Stored records:

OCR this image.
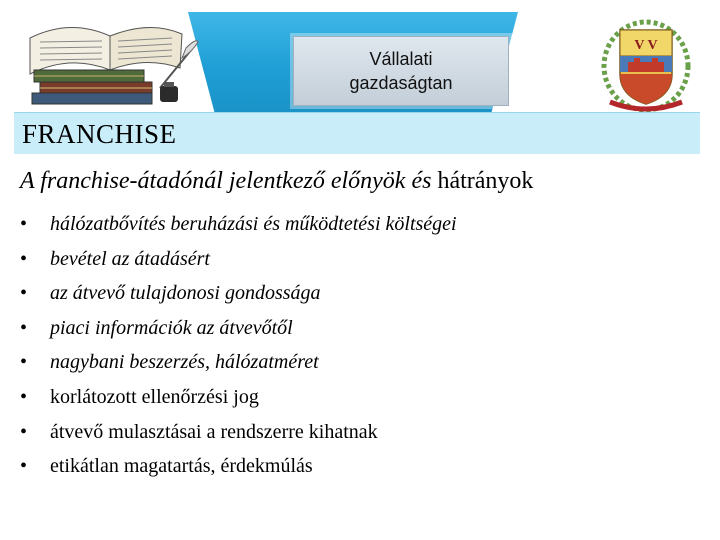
Vállalati
gazdaságtan
V V
FRANCHISE
A franchise-átadónál jelentkező előnyök és hátrányok
•	hálózatbővítés beruházási és működtetési költségei
•	bevétel az átadásért
•	az átvevő tulajdonosi gondossága
•	piaci információk az átvevőtől
•	nagybani beszerzés, hálózatméret
•	korlátozott ellenőrzési jog
•	átvevő mulasztásai a rendszerre kihatnak
•	etikátlan magatartás, érdekmúlás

TASK TO COMPLETE |
Do not include the images; transcribe the rest of the listing exactly.

EXERCISE RESULT |
OCR this image.
Vállalati
gazdaságtan
V V
FRANCHISE
A franchise-átadónál jelentkező előnyök és hátrányok
•	hálózatbővítés beruházási és működtetési költségei
•	bevétel az átadásért
•	az átvevő tulajdonosi gondossága
•	piaci információk az átvevőtől
•	nagybani beszerzés, hálózatméret
•	korlátozott ellenőrzési jog
•	átvevő mulasztásai a rendszerre kihatnak
•	etikátlan magatartás, érdekmúlás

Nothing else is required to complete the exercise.